#### Material provided:
-----

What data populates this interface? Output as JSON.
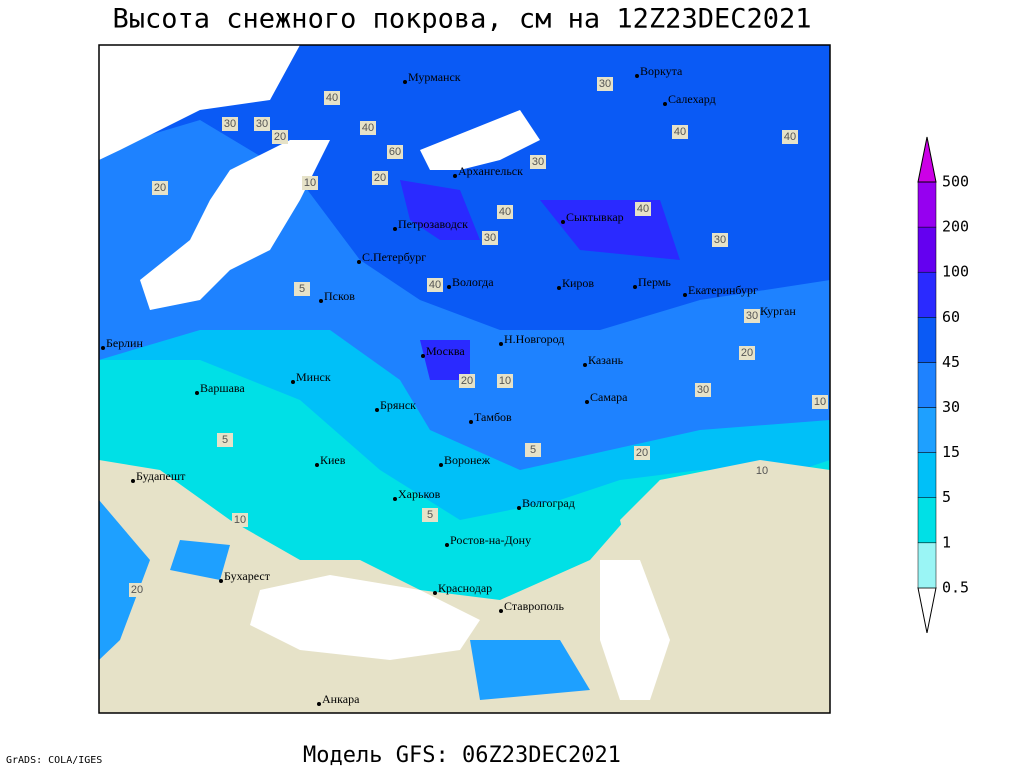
{
  "title": "Высота снежного покрова, см на 12Z23DEC2021",
  "footer": "Модель GFS: 06Z23DEC2021",
  "credit": "GrADS: COLA/IGES",
  "cities": [
    "Мурманск",
    "Воркута",
    "Салехард",
    "Архангельск",
    "Петрозаводск",
    "Сыктывкар",
    "С.Петербург",
    "Вологда",
    "Киров",
    "Пермь",
    "Екатеринбург",
    "Курган",
    "Псков",
    "Н.Новгород",
    "Москва",
    "Казань",
    "Берлин",
    "Варшава",
    "Минск",
    "Брянск",
    "Тамбов",
    "Самара",
    "Киев",
    "Воронеж",
    "Будапешт",
    "Харьков",
    "Волгоград",
    "Ростов-на-Дону",
    "Бухарест",
    "Краснодар",
    "Ставрополь",
    "Анкара"
  ],
  "contour_labels": [
    "40",
    "30",
    "30",
    "20",
    "40",
    "30",
    "40",
    "60",
    "20",
    "10",
    "20",
    "30",
    "40",
    "30",
    "40",
    "30",
    "40",
    "5",
    "20",
    "10",
    "5",
    "20",
    "10",
    "5",
    "10",
    "20",
    "30",
    "20",
    "30",
    "5",
    "40",
    "10"
  ],
  "legend": {
    "levels": [
      0.5,
      1,
      5,
      15,
      30,
      45,
      60,
      100,
      200,
      500
    ],
    "colors": [
      "#ffffff",
      "#9af5f5",
      "#00e0e6",
      "#00c0f8",
      "#1ea0ff",
      "#1e82ff",
      "#0a5af5",
      "#2a2aff",
      "#6400f0",
      "#9600f0",
      "#cc00e6"
    ]
  }
}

-----

#### Aim:
Leave out the pictures and output every record above precisely as given.

#### Response below:
What data populates this interface? Output as JSON.
{
  "title": "Высота снежного покрова, см на 12Z23DEC2021",
  "footer": "Модель GFS: 06Z23DEC2021",
  "credit": "GrADS: COLA/IGES",
  "cities": [
    "Мурманск",
    "Воркута",
    "Салехард",
    "Архангельск",
    "Петрозаводск",
    "Сыктывкар",
    "С.Петербург",
    "Вологда",
    "Киров",
    "Пермь",
    "Екатеринбург",
    "Курган",
    "Псков",
    "Н.Новгород",
    "Москва",
    "Казань",
    "Берлин",
    "Варшава",
    "Минск",
    "Брянск",
    "Тамбов",
    "Самара",
    "Киев",
    "Воронеж",
    "Будапешт",
    "Харьков",
    "Волгоград",
    "Ростов-на-Дону",
    "Бухарест",
    "Краснодар",
    "Ставрополь",
    "Анкара"
  ],
  "contour_labels": [
    "40",
    "30",
    "30",
    "20",
    "40",
    "30",
    "40",
    "60",
    "20",
    "10",
    "20",
    "30",
    "40",
    "30",
    "40",
    "30",
    "40",
    "5",
    "20",
    "10",
    "5",
    "20",
    "10",
    "5",
    "10",
    "20",
    "30",
    "20",
    "30",
    "5",
    "40",
    "10"
  ],
  "legend": {
    "levels": [
      0.5,
      1,
      5,
      15,
      30,
      45,
      60,
      100,
      200,
      500
    ],
    "colors": [
      "#ffffff",
      "#9af5f5",
      "#00e0e6",
      "#00c0f8",
      "#1ea0ff",
      "#1e82ff",
      "#0a5af5",
      "#2a2aff",
      "#6400f0",
      "#9600f0",
      "#cc00e6"
    ]
  }
}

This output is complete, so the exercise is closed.